>>>>

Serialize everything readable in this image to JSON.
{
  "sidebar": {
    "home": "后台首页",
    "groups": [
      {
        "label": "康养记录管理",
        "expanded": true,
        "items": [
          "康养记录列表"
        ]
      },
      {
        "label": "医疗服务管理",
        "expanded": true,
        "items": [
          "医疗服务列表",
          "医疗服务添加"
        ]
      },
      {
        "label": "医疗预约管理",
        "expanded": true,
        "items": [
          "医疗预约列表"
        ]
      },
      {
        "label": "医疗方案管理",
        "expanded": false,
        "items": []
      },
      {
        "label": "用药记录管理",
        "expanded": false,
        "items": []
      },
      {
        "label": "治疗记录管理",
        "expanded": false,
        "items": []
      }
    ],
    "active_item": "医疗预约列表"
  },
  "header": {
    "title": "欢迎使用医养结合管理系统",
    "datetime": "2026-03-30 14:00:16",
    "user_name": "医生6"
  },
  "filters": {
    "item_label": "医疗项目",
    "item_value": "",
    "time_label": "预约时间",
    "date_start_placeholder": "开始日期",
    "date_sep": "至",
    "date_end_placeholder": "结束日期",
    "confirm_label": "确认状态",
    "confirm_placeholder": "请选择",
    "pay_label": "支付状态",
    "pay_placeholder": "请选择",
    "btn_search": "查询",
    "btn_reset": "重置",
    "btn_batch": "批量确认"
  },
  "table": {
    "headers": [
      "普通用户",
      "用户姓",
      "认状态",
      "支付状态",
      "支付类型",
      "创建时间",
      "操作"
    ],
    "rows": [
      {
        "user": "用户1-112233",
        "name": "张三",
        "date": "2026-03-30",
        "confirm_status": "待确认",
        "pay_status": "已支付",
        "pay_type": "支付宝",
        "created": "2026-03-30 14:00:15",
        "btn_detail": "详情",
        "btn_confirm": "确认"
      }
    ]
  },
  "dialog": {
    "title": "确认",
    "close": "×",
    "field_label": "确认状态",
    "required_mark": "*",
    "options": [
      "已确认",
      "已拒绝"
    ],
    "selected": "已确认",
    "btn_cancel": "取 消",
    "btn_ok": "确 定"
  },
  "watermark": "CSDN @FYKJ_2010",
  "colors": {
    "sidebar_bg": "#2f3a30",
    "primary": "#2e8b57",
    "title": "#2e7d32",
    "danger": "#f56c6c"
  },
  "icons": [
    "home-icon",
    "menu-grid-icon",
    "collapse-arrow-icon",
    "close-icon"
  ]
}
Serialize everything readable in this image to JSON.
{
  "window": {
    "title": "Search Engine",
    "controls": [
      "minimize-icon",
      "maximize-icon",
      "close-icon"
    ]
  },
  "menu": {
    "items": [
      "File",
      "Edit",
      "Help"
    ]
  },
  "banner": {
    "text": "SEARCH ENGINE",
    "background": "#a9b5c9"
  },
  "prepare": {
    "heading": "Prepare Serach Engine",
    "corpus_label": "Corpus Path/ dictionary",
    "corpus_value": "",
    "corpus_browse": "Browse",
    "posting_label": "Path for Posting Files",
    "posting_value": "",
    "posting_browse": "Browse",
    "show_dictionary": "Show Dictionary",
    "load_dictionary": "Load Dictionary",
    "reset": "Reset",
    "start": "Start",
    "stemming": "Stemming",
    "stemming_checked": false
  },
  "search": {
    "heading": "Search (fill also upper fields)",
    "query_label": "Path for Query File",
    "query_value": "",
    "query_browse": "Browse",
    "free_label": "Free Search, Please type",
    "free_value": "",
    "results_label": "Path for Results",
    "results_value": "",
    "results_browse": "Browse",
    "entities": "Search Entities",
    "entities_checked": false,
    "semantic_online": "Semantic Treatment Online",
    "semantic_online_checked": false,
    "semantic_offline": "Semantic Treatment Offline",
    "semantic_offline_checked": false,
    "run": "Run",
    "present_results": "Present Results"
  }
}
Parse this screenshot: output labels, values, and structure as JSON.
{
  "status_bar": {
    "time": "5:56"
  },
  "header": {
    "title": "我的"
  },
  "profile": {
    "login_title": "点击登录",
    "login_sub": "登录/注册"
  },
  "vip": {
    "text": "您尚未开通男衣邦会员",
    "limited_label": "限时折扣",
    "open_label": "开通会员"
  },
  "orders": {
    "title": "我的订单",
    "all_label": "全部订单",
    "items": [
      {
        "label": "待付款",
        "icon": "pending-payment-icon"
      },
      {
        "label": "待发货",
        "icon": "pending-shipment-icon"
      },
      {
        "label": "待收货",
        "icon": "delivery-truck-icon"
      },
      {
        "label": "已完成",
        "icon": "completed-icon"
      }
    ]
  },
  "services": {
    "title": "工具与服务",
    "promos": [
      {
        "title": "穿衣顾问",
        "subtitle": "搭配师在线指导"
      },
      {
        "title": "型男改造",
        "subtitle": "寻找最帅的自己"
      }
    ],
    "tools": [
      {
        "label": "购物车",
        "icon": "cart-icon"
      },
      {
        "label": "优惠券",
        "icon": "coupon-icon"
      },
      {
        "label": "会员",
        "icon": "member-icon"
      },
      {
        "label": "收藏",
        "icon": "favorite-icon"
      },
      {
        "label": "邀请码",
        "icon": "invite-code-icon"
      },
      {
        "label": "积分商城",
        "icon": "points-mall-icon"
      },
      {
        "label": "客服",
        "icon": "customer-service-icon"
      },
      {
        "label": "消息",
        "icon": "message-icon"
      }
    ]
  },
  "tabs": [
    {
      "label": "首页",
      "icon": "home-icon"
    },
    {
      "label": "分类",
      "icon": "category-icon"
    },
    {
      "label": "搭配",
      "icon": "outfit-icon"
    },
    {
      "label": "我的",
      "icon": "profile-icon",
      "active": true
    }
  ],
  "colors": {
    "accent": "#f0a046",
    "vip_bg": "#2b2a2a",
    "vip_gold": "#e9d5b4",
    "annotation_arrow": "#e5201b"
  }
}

<<<<

Repeat each of the entries above precisely as given.

Result for this task —
Serialize everything readable in this image to JSON.
{
  "sidebar": {
    "home": "后台首页",
    "groups": [
      {
        "label": "康养记录管理",
        "expanded": true,
        "items": [
          "康养记录列表"
        ]
      },
      {
        "label": "医疗服务管理",
        "expanded": true,
        "items": [
          "医疗服务列表",
          "医疗服务添加"
        ]
      },
      {
        "label": "医疗预约管理",
        "expanded": true,
        "items": [
          "医疗预约列表"
        ]
      },
      {
        "label": "医疗方案管理",
        "expanded": false,
        "items": []
      },
      {
        "label": "用药记录管理",
        "expanded": false,
        "items": []
      },
      {
        "label": "治疗记录管理",
        "expanded": false,
        "items": []
      }
    ],
    "active_item": "医疗预约列表"
  },
  "header": {
    "title": "欢迎使用医养结合管理系统",
    "datetime": "2026-03-30 14:00:16",
    "user_name": "医生6"
  },
  "filters": {
    "item_label": "医疗项目",
    "item_value": "",
    "time_label": "预约时间",
    "date_start_placeholder": "开始日期",
    "date_sep": "至",
    "date_end_placeholder": "结束日期",
    "confirm_label": "确认状态",
    "confirm_placeholder": "请选择",
    "pay_label": "支付状态",
    "pay_placeholder": "请选择",
    "btn_search": "查询",
    "btn_reset": "重置",
    "btn_batch": "批量确认"
  },
  "table": {
    "headers": [
      "普通用户",
      "用户姓",
      "认状态",
      "支付状态",
      "支付类型",
      "创建时间",
      "操作"
    ],
    "rows": [
      {
        "user": "用户1-112233",
        "name": "张三",
        "date": "2026-03-30",
        "confirm_status": "待确认",
        "pay_status": "已支付",
        "pay_type": "支付宝",
        "created": "2026-03-30 14:00:15",
        "btn_detail": "详情",
        "btn_confirm": "确认"
      }
    ]
  },
  "dialog": {
    "title": "确认",
    "close": "×",
    "field_label": "确认状态",
    "required_mark": "*",
    "options": [
      "已确认",
      "已拒绝"
    ],
    "selected": "已确认",
    "btn_cancel": "取 消",
    "btn_ok": "确 定"
  },
  "watermark": "CSDN @FYKJ_2010",
  "colors": {
    "sidebar_bg": "#2f3a30",
    "primary": "#2e8b57",
    "title": "#2e7d32",
    "danger": "#f56c6c"
  },
  "icons": [
    "home-icon",
    "menu-grid-icon",
    "collapse-arrow-icon",
    "close-icon"
  ]
}
Serialize everything readable in this image to JSON.
{
  "window": {
    "title": "Search Engine",
    "controls": [
      "minimize-icon",
      "maximize-icon",
      "close-icon"
    ]
  },
  "menu": {
    "items": [
      "File",
      "Edit",
      "Help"
    ]
  },
  "banner": {
    "text": "SEARCH ENGINE",
    "background": "#a9b5c9"
  },
  "prepare": {
    "heading": "Prepare Serach Engine",
    "corpus_label": "Corpus Path/ dictionary",
    "corpus_value": "",
    "corpus_browse": "Browse",
    "posting_label": "Path for Posting Files",
    "posting_value": "",
    "posting_browse": "Browse",
    "show_dictionary": "Show Dictionary",
    "load_dictionary": "Load Dictionary",
    "reset": "Reset",
    "start": "Start",
    "stemming": "Stemming",
    "stemming_checked": false
  },
  "search": {
    "heading": "Search (fill also upper fields)",
    "query_label": "Path for Query File",
    "query_value": "",
    "query_browse": "Browse",
    "free_label": "Free Search, Please type",
    "free_value": "",
    "results_label": "Path for Results",
    "results_value": "",
    "results_browse": "Browse",
    "entities": "Search Entities",
    "entities_checked": false,
    "semantic_online": "Semantic Treatment Online",
    "semantic_online_checked": false,
    "semantic_offline": "Semantic Treatment Offline",
    "semantic_offline_checked": false,
    "run": "Run",
    "present_results": "Present Results"
  }
}
Parse this screenshot: output labels, values, and structure as JSON.
{
  "status_bar": {
    "time": "5:56"
  },
  "header": {
    "title": "我的"
  },
  "profile": {
    "login_title": "点击登录",
    "login_sub": "登录/注册"
  },
  "vip": {
    "text": "您尚未开通男衣邦会员",
    "limited_label": "限时折扣",
    "open_label": "开通会员"
  },
  "orders": {
    "title": "我的订单",
    "all_label": "全部订单",
    "items": [
      {
        "label": "待付款",
        "icon": "pending-payment-icon"
      },
      {
        "label": "待发货",
        "icon": "pending-shipment-icon"
      },
      {
        "label": "待收货",
        "icon": "delivery-truck-icon"
      },
      {
        "label": "已完成",
        "icon": "completed-icon"
      }
    ]
  },
  "services": {
    "title": "工具与服务",
    "promos": [
      {
        "title": "穿衣顾问",
        "subtitle": "搭配师在线指导"
      },
      {
        "title": "型男改造",
        "subtitle": "寻找最帅的自己"
      }
    ],
    "tools": [
      {
        "label": "购物车",
        "icon": "cart-icon"
      },
      {
        "label": "优惠券",
        "icon": "coupon-icon"
      },
      {
        "label": "会员",
        "icon": "member-icon"
      },
      {
        "label": "收藏",
        "icon": "favorite-icon"
      },
      {
        "label": "邀请码",
        "icon": "invite-code-icon"
      },
      {
        "label": "积分商城",
        "icon": "points-mall-icon"
      },
      {
        "label": "客服",
        "icon": "customer-service-icon"
      },
      {
        "label": "消息",
        "icon": "message-icon"
      }
    ]
  },
  "tabs": [
    {
      "label": "首页",
      "icon": "home-icon"
    },
    {
      "label": "分类",
      "icon": "category-icon"
    },
    {
      "label": "搭配",
      "icon": "outfit-icon"
    },
    {
      "label": "我的",
      "icon": "profile-icon",
      "active": true
    }
  ],
  "colors": {
    "accent": "#f0a046",
    "vip_bg": "#2b2a2a",
    "vip_gold": "#e9d5b4",
    "annotation_arrow": "#e5201b"
  }
}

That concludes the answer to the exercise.